» Objective:
Return the whole listing, line for line, without the pictures in it.

» Records for this task:

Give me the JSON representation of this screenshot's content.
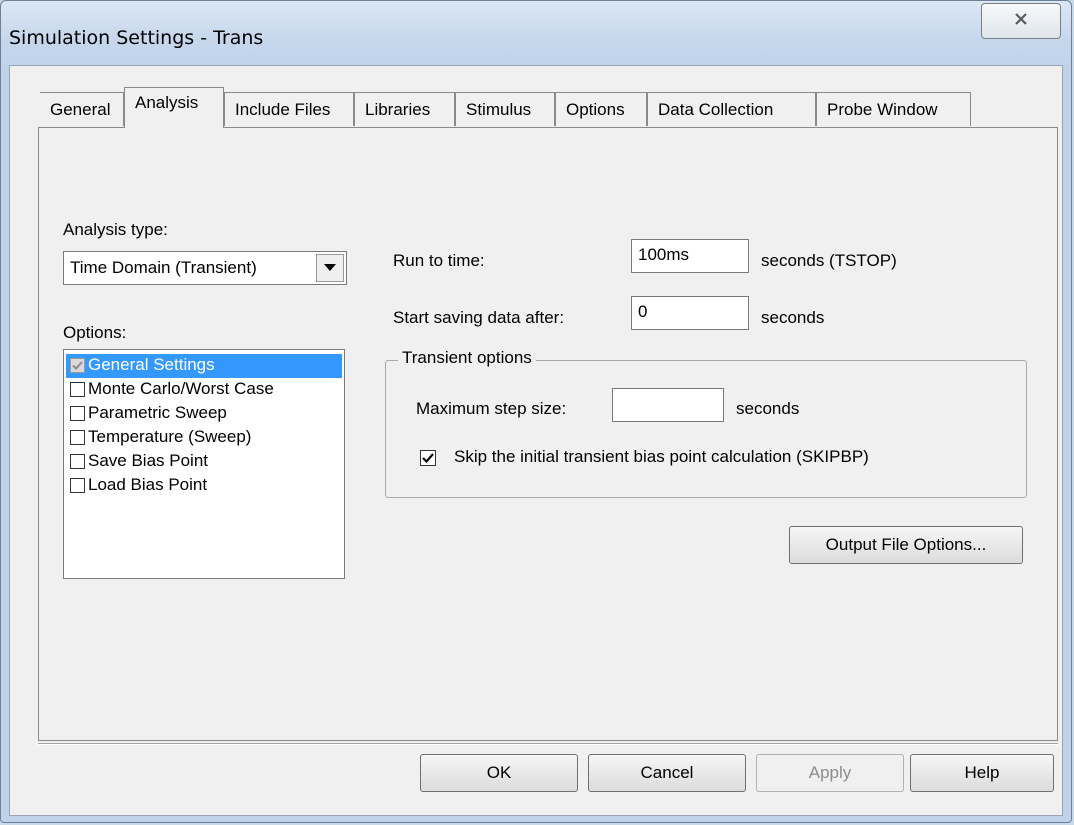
{
  "window": {
    "title": "Simulation Settings - Trans"
  },
  "tabs": [
    {
      "label": "General",
      "active": false
    },
    {
      "label": "Analysis",
      "active": true
    },
    {
      "label": "Include Files",
      "active": false
    },
    {
      "label": "Libraries",
      "active": false
    },
    {
      "label": "Stimulus",
      "active": false
    },
    {
      "label": "Options",
      "active": false
    },
    {
      "label": "Data Collection",
      "active": false
    },
    {
      "label": "Probe Window",
      "active": false
    }
  ],
  "analysis": {
    "type_label": "Analysis type:",
    "type_value": "Time Domain (Transient)",
    "options_label": "Options:",
    "options": [
      {
        "label": "General Settings",
        "checked": true,
        "selected": true
      },
      {
        "label": "Monte Carlo/Worst Case",
        "checked": false,
        "selected": false
      },
      {
        "label": "Parametric Sweep",
        "checked": false,
        "selected": false
      },
      {
        "label": "Temperature (Sweep)",
        "checked": false,
        "selected": false
      },
      {
        "label": "Save Bias Point",
        "checked": false,
        "selected": false
      },
      {
        "label": "Load Bias Point",
        "checked": false,
        "selected": false
      }
    ]
  },
  "settings": {
    "run_to_time_label": "Run to time:",
    "run_to_time_value": "100ms",
    "run_to_time_unit": "seconds  (TSTOP)",
    "start_saving_label": "Start saving data after:",
    "start_saving_value": "0",
    "start_saving_unit": "seconds"
  },
  "transient": {
    "group_label": "Transient options",
    "max_step_label": "Maximum step size:",
    "max_step_value": "",
    "max_step_unit": "seconds",
    "skip_bias_label": "Skip the initial transient bias point calculation  (SKIPBP)",
    "skip_bias_checked": true
  },
  "buttons": {
    "output_file_options": "Output File Options...",
    "ok": "OK",
    "cancel": "Cancel",
    "apply": "Apply",
    "help": "Help"
  }
}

» The answer:
Give me the JSON representation of this screenshot's content.
{
  "window": {
    "title": "Simulation Settings - Trans"
  },
  "tabs": [
    {
      "label": "General",
      "active": false
    },
    {
      "label": "Analysis",
      "active": true
    },
    {
      "label": "Include Files",
      "active": false
    },
    {
      "label": "Libraries",
      "active": false
    },
    {
      "label": "Stimulus",
      "active": false
    },
    {
      "label": "Options",
      "active": false
    },
    {
      "label": "Data Collection",
      "active": false
    },
    {
      "label": "Probe Window",
      "active": false
    }
  ],
  "analysis": {
    "type_label": "Analysis type:",
    "type_value": "Time Domain (Transient)",
    "options_label": "Options:",
    "options": [
      {
        "label": "General Settings",
        "checked": true,
        "selected": true
      },
      {
        "label": "Monte Carlo/Worst Case",
        "checked": false,
        "selected": false
      },
      {
        "label": "Parametric Sweep",
        "checked": false,
        "selected": false
      },
      {
        "label": "Temperature (Sweep)",
        "checked": false,
        "selected": false
      },
      {
        "label": "Save Bias Point",
        "checked": false,
        "selected": false
      },
      {
        "label": "Load Bias Point",
        "checked": false,
        "selected": false
      }
    ]
  },
  "settings": {
    "run_to_time_label": "Run to time:",
    "run_to_time_value": "100ms",
    "run_to_time_unit": "seconds  (TSTOP)",
    "start_saving_label": "Start saving data after:",
    "start_saving_value": "0",
    "start_saving_unit": "seconds"
  },
  "transient": {
    "group_label": "Transient options",
    "max_step_label": "Maximum step size:",
    "max_step_value": "",
    "max_step_unit": "seconds",
    "skip_bias_label": "Skip the initial transient bias point calculation  (SKIPBP)",
    "skip_bias_checked": true
  },
  "buttons": {
    "output_file_options": "Output File Options...",
    "ok": "OK",
    "cancel": "Cancel",
    "apply": "Apply",
    "help": "Help"
  }
}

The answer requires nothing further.